■ Exercise objective: Show every line below where "Loading" can be found.

═════ Records provided

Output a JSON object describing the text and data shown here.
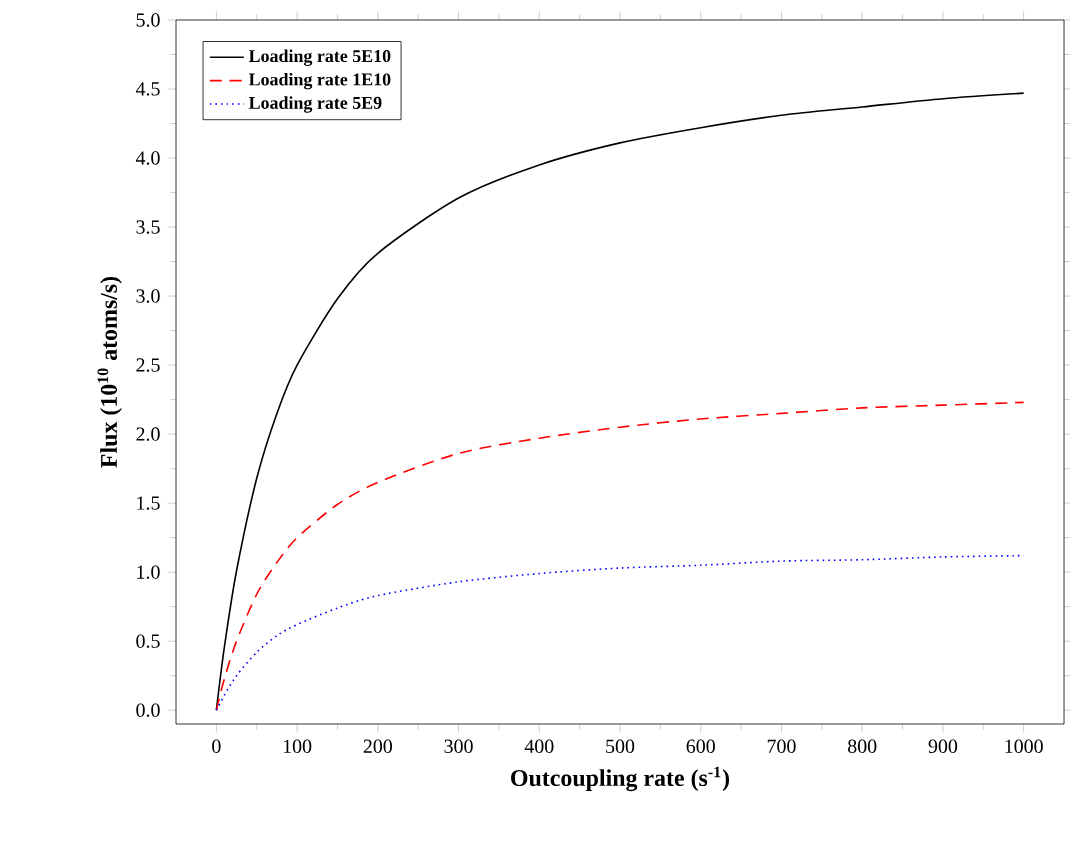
{
  "chart_data": {
    "type": "line",
    "xlabel": "Outcoupling rate (s$^{-1}$)",
    "ylabel": "Flux (10$^{10}$ atoms/s)",
    "x": [
      0,
      10,
      25,
      50,
      75,
      100,
      150,
      200,
      300,
      400,
      500,
      600,
      700,
      800,
      900,
      1000
    ],
    "series": [
      {
        "name": "Loading rate 5E10",
        "color": "#000000",
        "line_style": "solid",
        "values": [
          0,
          0.46,
          1.01,
          1.68,
          2.15,
          2.5,
          2.98,
          3.31,
          3.71,
          3.95,
          4.11,
          4.22,
          4.31,
          4.37,
          4.43,
          4.47
        ]
      },
      {
        "name": "Loading rate 1E10",
        "color": "#ff0000",
        "line_style": "dashed",
        "values": [
          0,
          0.23,
          0.5,
          0.84,
          1.07,
          1.25,
          1.49,
          1.65,
          1.86,
          1.97,
          2.05,
          2.11,
          2.15,
          2.19,
          2.21,
          2.23
        ]
      },
      {
        "name": "Loading rate 5E9",
        "color": "#0000ff",
        "line_style": "dotted",
        "values": [
          0,
          0.11,
          0.25,
          0.42,
          0.54,
          0.62,
          0.74,
          0.83,
          0.93,
          0.99,
          1.03,
          1.05,
          1.08,
          1.09,
          1.11,
          1.12
        ]
      }
    ],
    "xlim": [
      -50,
      1050
    ],
    "ylim": [
      -0.1,
      5.0
    ],
    "xticks": [
      0,
      100,
      200,
      300,
      400,
      500,
      600,
      700,
      800,
      900,
      1000
    ],
    "yticks": [
      {
        "value": 0,
        "label": "0.0"
      },
      {
        "value": 0.5,
        "label": "0.5"
      },
      {
        "value": 1,
        "label": "1.0"
      },
      {
        "value": 1.5,
        "label": "1.5"
      },
      {
        "value": 2,
        "label": "2.0"
      },
      {
        "value": 2.5,
        "label": "2.5"
      },
      {
        "value": 3,
        "label": "3.0"
      },
      {
        "value": 3.5,
        "label": "3.5"
      },
      {
        "value": 4,
        "label": "4.0"
      },
      {
        "value": 4.5,
        "label": "4.5"
      },
      {
        "value": 5,
        "label": "5.0"
      }
    ],
    "grid": false,
    "legend": "top left"
  }
}
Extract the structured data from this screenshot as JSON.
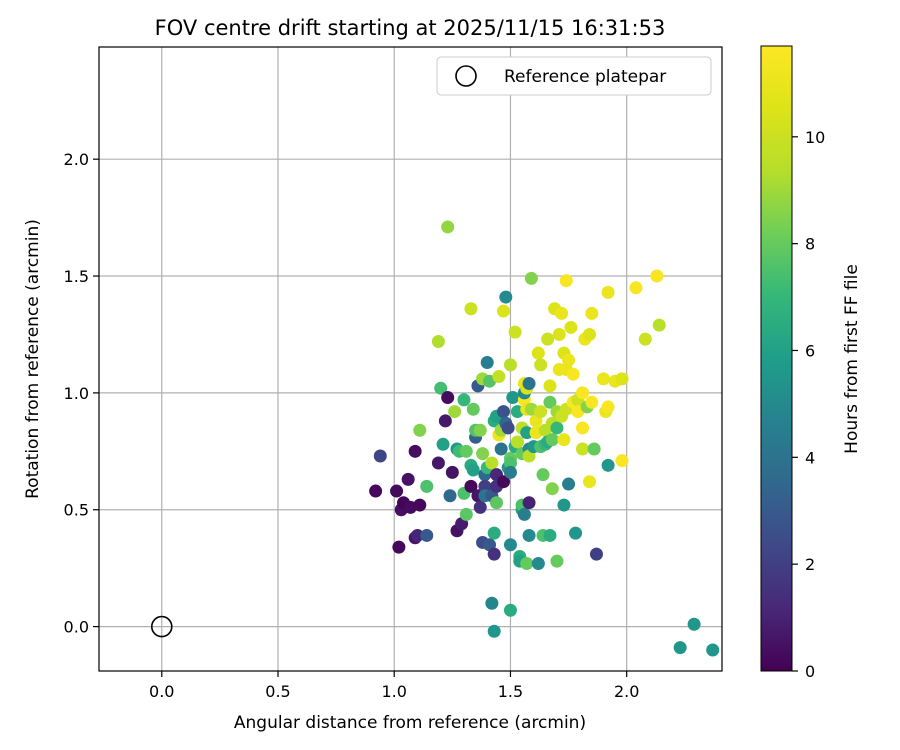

══════════

■ Written solution:
        "name": "Loading rate 5E10",
        "name": "Loading rate 1E10",
        "name": "Loading rate 5E9",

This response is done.